- To do: Please resume the interview below on comics and 'zines, starting right after its final sentence.

- Source document:
════

Betsy Shepherd: Why don't you take us back to where it all started and tell us what first got you interested in comics?

John Porcellino: I was always drawing and I was always writing and I was always interested in books. Comics was just a natural thing for me, given all my interests. It was words, it was pictures, it was making little books. In the late '70s, early '80s this fantastic new technology came along called the photocopier. They'd been around, but they became ubiquitous. My dad had a photocopier at his work and so it occurred to me I could take these little books I'd made and never shown anybody and take them in and make photocopies of them. So I started doing that and giving them to my friends at school. I'd make six copies. I did that for several years. It wasn't until much later that I realized there was this whole 'zine network of people who self-publish their own little magazines. That was when things really changed for me. I realized that the potential to communicate through this little photocopied booklet form was much, much larger than I'd ever imagined. Instead of my handful of friends at school, it was people all of the world doing this kind of thing.

Betsy Shepherd: Can you tell me about the changes you've observed in 'zine culture since the Internet age?

 We're taking this whole huge world with all its contradictions and pain and weirdness and joy and condensing it down to these little boxes.


John Porcellino: Clearly a lot of people who would've done a 'zine back in the '80s or early '90s just have a blog or a Tumblr or whatever they have nowadays-it keeps shifting. So I would say there are probably less 'zines now than in the golden age, but the quality of them is much, much higher. The people who are committed to making paper objects are really committed because of their love of that form and the interesting things you can do with it. I'm just one of a dying breed, frankly, of people who prefer to hold something in my hand and turn the pages and look at it. I realize it's already old-fashioned but it's rapidly becoming crazy behavior.

════

- Recorded information:
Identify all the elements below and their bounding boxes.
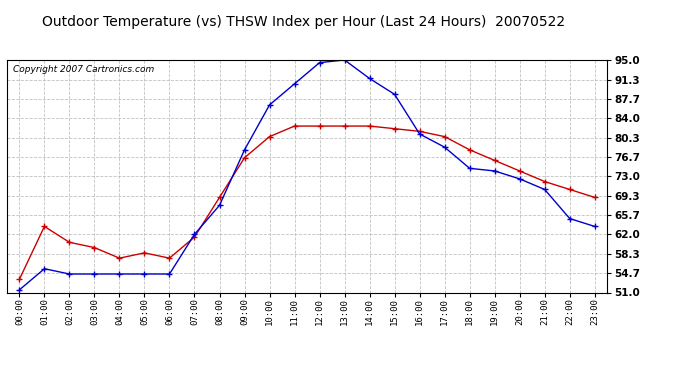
Text: Outdoor Temperature (vs) THSW Index per Hour (Last 24 Hours)  20070522: Outdoor Temperature (vs) THSW Index per … xyxy=(42,15,565,29)
Text: Copyright 2007 Cartronics.com: Copyright 2007 Cartronics.com xyxy=(13,64,154,74)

════

- Answer to this exercise:
Betsy Shepherd: You talk about OCD and how it was a way for you to impose order on chaos in your life. Is writing comics another way to impose order on your life's events?

John Porcellino: I think somebody at Indiana University should throw some money behind a study on cartoonists and OCD, because there's something in our blood that makes us OCD. You kind of have to be to have this passion for something that a lot of people don't understand. When you think about it we're taking this whole huge world with all its contradictions and pain and weirdness and joy and condensing it down to these little boxes.

If you've ever had a chance to look at cartoonists original pages you can see the process. You see tons of white out, there are pencil marks that have been erased, there are notes in the margins, and you do all that stuff in the effort so that in the final finished product-the book you hold in your hands-all that stuff is invisible. You're taking this whole world and putting it onto this page and trying to somehow white out or delete or clean up the crazy parts, the parts that don't work. That's a little bit of crazy right there.